*Task directions*
Will you extract the entries word for word? Images should not appear in the copy.

┄┄┄┄┄┄┄┄┄┄

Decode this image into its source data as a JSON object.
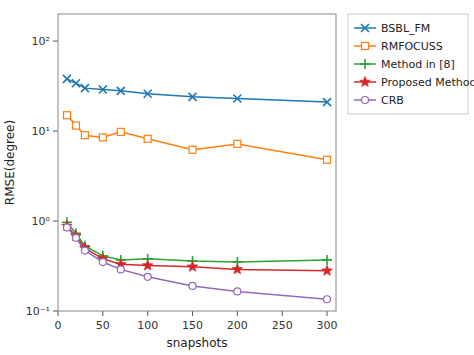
{
  "chart_data": {
    "type": "line",
    "xlabel": "snapshots",
    "ylabel": "RMSE(degree)",
    "x": [
      10,
      20,
      30,
      50,
      70,
      100,
      150,
      200,
      300
    ],
    "series": [
      {
        "name": "BSBL_FM",
        "marker": "x",
        "values": [
          38,
          34,
          30,
          29,
          28,
          26,
          24,
          23,
          21
        ]
      },
      {
        "name": "RMFOCUSS",
        "marker": "square",
        "values": [
          15,
          11.5,
          9.0,
          8.5,
          9.8,
          8.2,
          6.2,
          7.2,
          4.8
        ]
      },
      {
        "name": "Method in [8]",
        "marker": "plus",
        "values": [
          0.97,
          0.73,
          0.53,
          0.41,
          0.37,
          0.38,
          0.36,
          0.35,
          0.37
        ]
      },
      {
        "name": "Proposed Method",
        "marker": "star",
        "values": [
          0.88,
          0.68,
          0.5,
          0.38,
          0.33,
          0.32,
          0.31,
          0.29,
          0.28
        ]
      },
      {
        "name": "CRB",
        "marker": "circle",
        "values": [
          0.85,
          0.65,
          0.47,
          0.35,
          0.29,
          0.24,
          0.19,
          0.165,
          0.135
        ]
      }
    ],
    "log": "y",
    "xlim": [
      0,
      310
    ],
    "ylim": [
      0.1,
      200
    ],
    "xticks": [
      0,
      50,
      100,
      150,
      200,
      250,
      300
    ],
    "yticks": [
      {
        "value": 0.1,
        "label": "10⁻¹"
      },
      {
        "value": 1,
        "label": "10⁰"
      },
      {
        "value": 10,
        "label": "10¹"
      },
      {
        "value": 100,
        "label": "10²"
      }
    ],
    "grid": false,
    "legend": "upper right"
  }
}
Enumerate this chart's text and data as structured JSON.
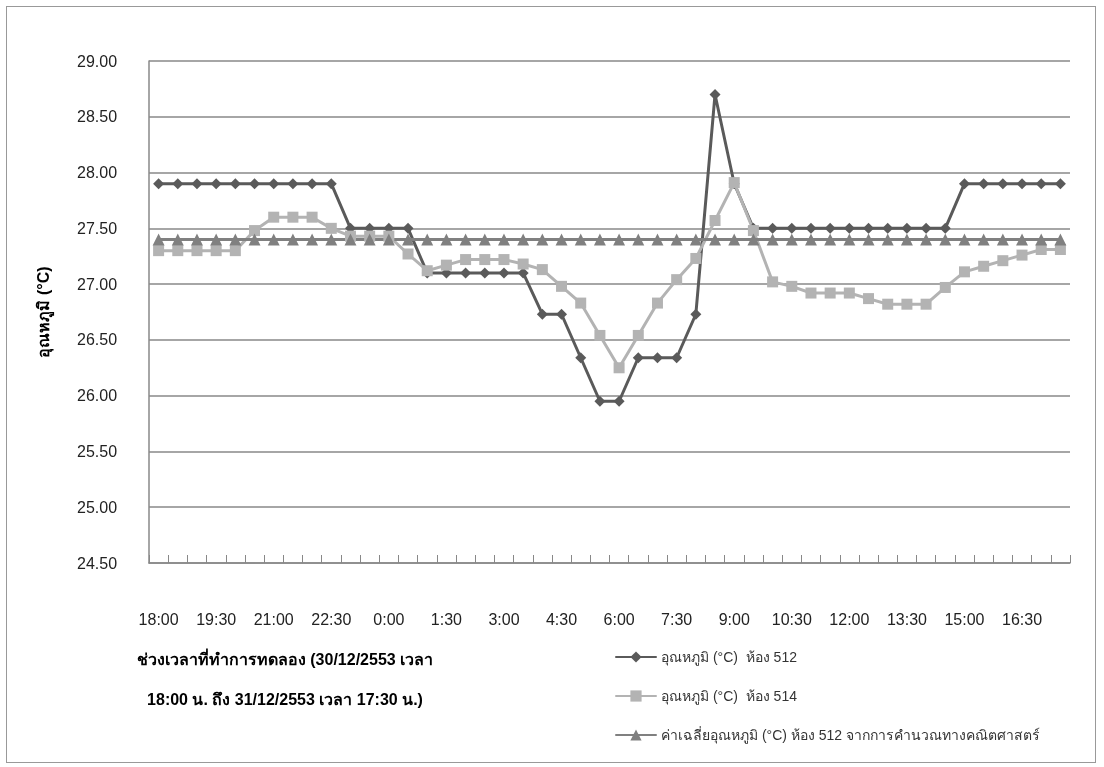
{
  "chart_data": {
    "type": "line",
    "xlabel": "ช่วงเวลาที่ทำการทดลอง (30/12/2553 เวลา 18:00 น. ถึง 31/12/2553 เวลา 17:30 น.)",
    "ylabel": "อุณหภูมิ (°C)",
    "categories": [
      "18:00",
      null,
      null,
      "19:30",
      null,
      null,
      "21:00",
      null,
      null,
      "22:30",
      null,
      null,
      "0:00",
      null,
      null,
      "1:30",
      null,
      null,
      "3:00",
      null,
      null,
      "4:30",
      null,
      null,
      "6:00",
      null,
      null,
      "7:30",
      null,
      null,
      "9:00",
      null,
      null,
      "10:30",
      null,
      null,
      "12:00",
      null,
      null,
      "13:30",
      null,
      null,
      "15:00",
      null,
      null,
      "16:30",
      null,
      null
    ],
    "series": [
      {
        "name": "อุณหภูมิ (°C)  ห้อง 512",
        "color": "#5a5a5a",
        "marker": "diamond",
        "values": [
          27.9,
          27.9,
          27.9,
          27.9,
          27.9,
          27.9,
          27.9,
          27.9,
          27.9,
          27.9,
          27.5,
          27.5,
          27.5,
          27.5,
          27.1,
          27.1,
          27.1,
          27.1,
          27.1,
          27.1,
          26.73,
          26.73,
          26.34,
          25.95,
          25.95,
          26.34,
          26.34,
          26.34,
          26.73,
          28.7,
          27.9,
          27.5,
          27.5,
          27.5,
          27.5,
          27.5,
          27.5,
          27.5,
          27.5,
          27.5,
          27.5,
          27.5,
          27.9,
          27.9,
          27.9,
          27.9,
          27.9,
          27.9
        ]
      },
      {
        "name": "อุณหภูมิ (°C)  ห้อง 514",
        "color": "#b3b3b3",
        "marker": "square",
        "values": [
          27.3,
          27.3,
          27.3,
          27.3,
          27.3,
          27.48,
          27.6,
          27.6,
          27.6,
          27.5,
          27.43,
          27.43,
          27.43,
          27.27,
          27.12,
          27.17,
          27.22,
          27.22,
          27.22,
          27.18,
          27.13,
          26.98,
          26.83,
          26.54,
          26.25,
          26.54,
          26.83,
          27.04,
          27.23,
          27.57,
          27.91,
          27.48,
          27.02,
          26.98,
          26.92,
          26.92,
          26.92,
          26.87,
          26.82,
          26.82,
          26.82,
          26.97,
          27.11,
          27.16,
          27.21,
          27.26,
          27.31,
          27.31
        ]
      },
      {
        "name": "ค่าเฉลี่ยอุณหภูมิ (°C) ห้อง 512 จากการคำนวณทางคณิตศาสตร์",
        "color": "#808080",
        "marker": "triangle",
        "values": [
          27.4,
          27.4,
          27.4,
          27.4,
          27.4,
          27.4,
          27.4,
          27.4,
          27.4,
          27.4,
          27.4,
          27.4,
          27.4,
          27.4,
          27.4,
          27.4,
          27.4,
          27.4,
          27.4,
          27.4,
          27.4,
          27.4,
          27.4,
          27.4,
          27.4,
          27.4,
          27.4,
          27.4,
          27.4,
          27.4,
          27.4,
          27.4,
          27.4,
          27.4,
          27.4,
          27.4,
          27.4,
          27.4,
          27.4,
          27.4,
          27.4,
          27.4,
          27.4,
          27.4,
          27.4,
          27.4,
          27.4,
          27.4
        ]
      }
    ],
    "ylim": [
      24.5,
      29
    ],
    "yticks": [
      {
        "value": 24.5,
        "label": "24.50"
      },
      {
        "value": 25,
        "label": "25.00"
      },
      {
        "value": 25.5,
        "label": "25.50"
      },
      {
        "value": 26,
        "label": "26.00"
      },
      {
        "value": 26.5,
        "label": "26.50"
      },
      {
        "value": 27,
        "label": "27.00"
      },
      {
        "value": 27.5,
        "label": "27.50"
      },
      {
        "value": 28,
        "label": "28.00"
      },
      {
        "value": 28.5,
        "label": "28.50"
      },
      {
        "value": 29,
        "label": "29.00"
      }
    ],
    "grid": "y",
    "legend": "bottom right",
    "line_style": "solid"
  }
}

┄┄┄┄┄┄┄┄┄┄

*Solution to this task*
Decode this image into its source data as a JSON object.
{
  "chart_data": {
    "type": "line",
    "xlabel": "snapshots",
    "ylabel": "RMSE(degree)",
    "x": [
      10,
      20,
      30,
      50,
      70,
      100,
      150,
      200,
      300
    ],
    "series": [
      {
        "name": "BSBL_FM",
        "marker": "x",
        "values": [
          38,
          34,
          30,
          29,
          28,
          26,
          24,
          23,
          21
        ]
      },
      {
        "name": "RMFOCUSS",
        "marker": "square",
        "values": [
          15,
          11.5,
          9.0,
          8.5,
          9.8,
          8.2,
          6.2,
          7.2,
          4.8
        ]
      },
      {
        "name": "Method in [8]",
        "marker": "plus",
        "values": [
          0.97,
          0.73,
          0.53,
          0.41,
          0.37,
          0.38,
          0.36,
          0.35,
          0.37
        ]
      },
      {
        "name": "Proposed Method",
        "marker": "star",
        "values": [
          0.88,
          0.68,
          0.5,
          0.38,
          0.33,
          0.32,
          0.31,
          0.29,
          0.28
        ]
      },
      {
        "name": "CRB",
        "marker": "circle",
        "values": [
          0.85,
          0.65,
          0.47,
          0.35,
          0.29,
          0.24,
          0.19,
          0.165,
          0.135
        ]
      }
    ],
    "log": "y",
    "xlim": [
      0,
      310
    ],
    "ylim": [
      0.1,
      200
    ],
    "xticks": [
      0,
      50,
      100,
      150,
      200,
      250,
      300
    ],
    "yticks": [
      {
        "value": 0.1,
        "label": "10⁻¹"
      },
      {
        "value": 1,
        "label": "10⁰"
      },
      {
        "value": 10,
        "label": "10¹"
      },
      {
        "value": 100,
        "label": "10²"
      }
    ],
    "grid": false,
    "legend": "upper right"
  }
}
Enumerate this chart's text and data as structured JSON.
{
  "chart_data": {
    "type": "line",
    "xlabel": "ช่วงเวลาที่ทำการทดลอง (30/12/2553 เวลา 18:00 น. ถึง 31/12/2553 เวลา 17:30 น.)",
    "ylabel": "อุณหภูมิ (°C)",
    "categories": [
      "18:00",
      null,
      null,
      "19:30",
      null,
      null,
      "21:00",
      null,
      null,
      "22:30",
      null,
      null,
      "0:00",
      null,
      null,
      "1:30",
      null,
      null,
      "3:00",
      null,
      null,
      "4:30",
      null,
      null,
      "6:00",
      null,
      null,
      "7:30",
      null,
      null,
      "9:00",
      null,
      null,
      "10:30",
      null,
      null,
      "12:00",
      null,
      null,
      "13:30",
      null,
      null,
      "15:00",
      null,
      null,
      "16:30",
      null,
      null
    ],
    "series": [
      {
        "name": "อุณหภูมิ (°C)  ห้อง 512",
        "color": "#5a5a5a",
        "marker": "diamond",
        "values": [
          27.9,
          27.9,
          27.9,
          27.9,
          27.9,
          27.9,
          27.9,
          27.9,
          27.9,
          27.9,
          27.5,
          27.5,
          27.5,
          27.5,
          27.1,
          27.1,
          27.1,
          27.1,
          27.1,
          27.1,
          26.73,
          26.73,
          26.34,
          25.95,
          25.95,
          26.34,
          26.34,
          26.34,
          26.73,
          28.7,
          27.9,
          27.5,
          27.5,
          27.5,
          27.5,
          27.5,
          27.5,
          27.5,
          27.5,
          27.5,
          27.5,
          27.5,
          27.9,
          27.9,
          27.9,
          27.9,
          27.9,
          27.9
        ]
      },
      {
        "name": "อุณหภูมิ (°C)  ห้อง 514",
        "color": "#b3b3b3",
        "marker": "square",
        "values": [
          27.3,
          27.3,
          27.3,
          27.3,
          27.3,
          27.48,
          27.6,
          27.6,
          27.6,
          27.5,
          27.43,
          27.43,
          27.43,
          27.27,
          27.12,
          27.17,
          27.22,
          27.22,
          27.22,
          27.18,
          27.13,
          26.98,
          26.83,
          26.54,
          26.25,
          26.54,
          26.83,
          27.04,
          27.23,
          27.57,
          27.91,
          27.48,
          27.02,
          26.98,
          26.92,
          26.92,
          26.92,
          26.87,
          26.82,
          26.82,
          26.82,
          26.97,
          27.11,
          27.16,
          27.21,
          27.26,
          27.31,
          27.31
        ]
      },
      {
        "name": "ค่าเฉลี่ยอุณหภูมิ (°C) ห้อง 512 จากการคำนวณทางคณิตศาสตร์",
        "color": "#808080",
        "marker": "triangle",
        "values": [
          27.4,
          27.4,
          27.4,
          27.4,
          27.4,
          27.4,
          27.4,
          27.4,
          27.4,
          27.4,
          27.4,
          27.4,
          27.4,
          27.4,
          27.4,
          27.4,
          27.4,
          27.4,
          27.4,
          27.4,
          27.4,
          27.4,
          27.4,
          27.4,
          27.4,
          27.4,
          27.4,
          27.4,
          27.4,
          27.4,
          27.4,
          27.4,
          27.4,
          27.4,
          27.4,
          27.4,
          27.4,
          27.4,
          27.4,
          27.4,
          27.4,
          27.4,
          27.4,
          27.4,
          27.4,
          27.4,
          27.4,
          27.4
        ]
      }
    ],
    "ylim": [
      24.5,
      29
    ],
    "yticks": [
      {
        "value": 24.5,
        "label": "24.50"
      },
      {
        "value": 25,
        "label": "25.00"
      },
      {
        "value": 25.5,
        "label": "25.50"
      },
      {
        "value": 26,
        "label": "26.00"
      },
      {
        "value": 26.5,
        "label": "26.50"
      },
      {
        "value": 27,
        "label": "27.00"
      },
      {
        "value": 27.5,
        "label": "27.50"
      },
      {
        "value": 28,
        "label": "28.00"
      },
      {
        "value": 28.5,
        "label": "28.50"
      },
      {
        "value": 29,
        "label": "29.00"
      }
    ],
    "grid": "y",
    "legend": "bottom right",
    "line_style": "solid"
  }
}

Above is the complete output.